* The problem *
State how many lines hold the word "unter", with no other words.

* Raw records *

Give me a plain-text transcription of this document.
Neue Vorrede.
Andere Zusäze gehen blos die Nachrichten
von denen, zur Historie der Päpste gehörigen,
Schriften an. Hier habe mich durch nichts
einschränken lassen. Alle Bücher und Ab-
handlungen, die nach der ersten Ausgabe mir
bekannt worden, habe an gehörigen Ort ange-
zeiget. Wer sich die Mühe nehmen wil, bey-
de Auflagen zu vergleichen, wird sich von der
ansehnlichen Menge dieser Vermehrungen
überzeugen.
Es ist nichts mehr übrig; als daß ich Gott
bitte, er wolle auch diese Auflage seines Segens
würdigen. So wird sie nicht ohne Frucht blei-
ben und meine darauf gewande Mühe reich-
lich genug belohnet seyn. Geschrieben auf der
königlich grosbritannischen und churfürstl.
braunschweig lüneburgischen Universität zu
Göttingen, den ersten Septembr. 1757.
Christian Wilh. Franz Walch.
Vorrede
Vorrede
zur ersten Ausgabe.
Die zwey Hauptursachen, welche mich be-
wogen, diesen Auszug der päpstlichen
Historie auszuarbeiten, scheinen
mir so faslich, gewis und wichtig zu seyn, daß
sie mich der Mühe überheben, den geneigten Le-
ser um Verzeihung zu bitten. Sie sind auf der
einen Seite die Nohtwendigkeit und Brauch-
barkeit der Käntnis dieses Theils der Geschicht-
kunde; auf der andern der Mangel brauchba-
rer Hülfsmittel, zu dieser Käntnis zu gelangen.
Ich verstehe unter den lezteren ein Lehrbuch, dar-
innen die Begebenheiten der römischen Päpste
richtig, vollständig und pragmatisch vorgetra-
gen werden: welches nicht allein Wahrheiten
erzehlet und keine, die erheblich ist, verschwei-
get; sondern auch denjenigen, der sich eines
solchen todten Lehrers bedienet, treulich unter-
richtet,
---
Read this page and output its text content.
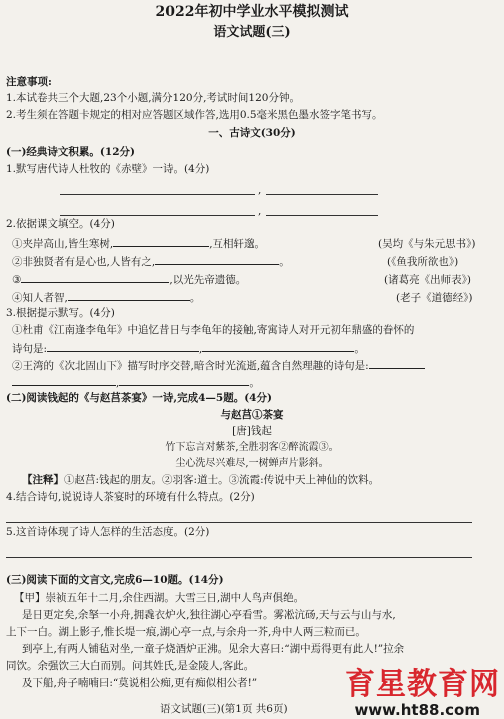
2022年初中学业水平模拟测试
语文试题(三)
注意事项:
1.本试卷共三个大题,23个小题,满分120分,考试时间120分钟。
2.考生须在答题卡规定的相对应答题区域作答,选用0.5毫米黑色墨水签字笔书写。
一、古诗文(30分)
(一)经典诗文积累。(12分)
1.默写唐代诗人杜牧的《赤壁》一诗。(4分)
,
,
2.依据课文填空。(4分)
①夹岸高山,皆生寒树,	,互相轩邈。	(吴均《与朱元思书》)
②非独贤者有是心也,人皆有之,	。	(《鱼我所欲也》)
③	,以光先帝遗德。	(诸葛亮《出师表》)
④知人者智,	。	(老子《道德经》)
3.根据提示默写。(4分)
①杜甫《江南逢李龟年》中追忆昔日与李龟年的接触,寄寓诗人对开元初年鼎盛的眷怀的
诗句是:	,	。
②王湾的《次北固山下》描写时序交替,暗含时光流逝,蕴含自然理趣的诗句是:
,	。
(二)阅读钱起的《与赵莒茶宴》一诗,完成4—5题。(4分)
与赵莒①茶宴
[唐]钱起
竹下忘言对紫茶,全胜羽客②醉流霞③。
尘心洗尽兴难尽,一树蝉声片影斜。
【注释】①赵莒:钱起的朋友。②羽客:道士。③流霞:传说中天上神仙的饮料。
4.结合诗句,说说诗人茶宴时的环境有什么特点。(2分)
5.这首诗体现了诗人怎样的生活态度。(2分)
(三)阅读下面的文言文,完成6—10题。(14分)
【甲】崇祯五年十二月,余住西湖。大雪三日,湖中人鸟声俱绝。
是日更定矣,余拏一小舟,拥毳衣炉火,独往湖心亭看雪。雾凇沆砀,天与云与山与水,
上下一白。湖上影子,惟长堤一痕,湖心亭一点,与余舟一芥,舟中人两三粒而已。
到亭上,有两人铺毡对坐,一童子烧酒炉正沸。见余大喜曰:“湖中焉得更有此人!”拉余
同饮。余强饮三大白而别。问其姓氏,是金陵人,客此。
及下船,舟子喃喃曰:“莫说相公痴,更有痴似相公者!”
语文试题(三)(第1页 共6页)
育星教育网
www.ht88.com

* Result below *
2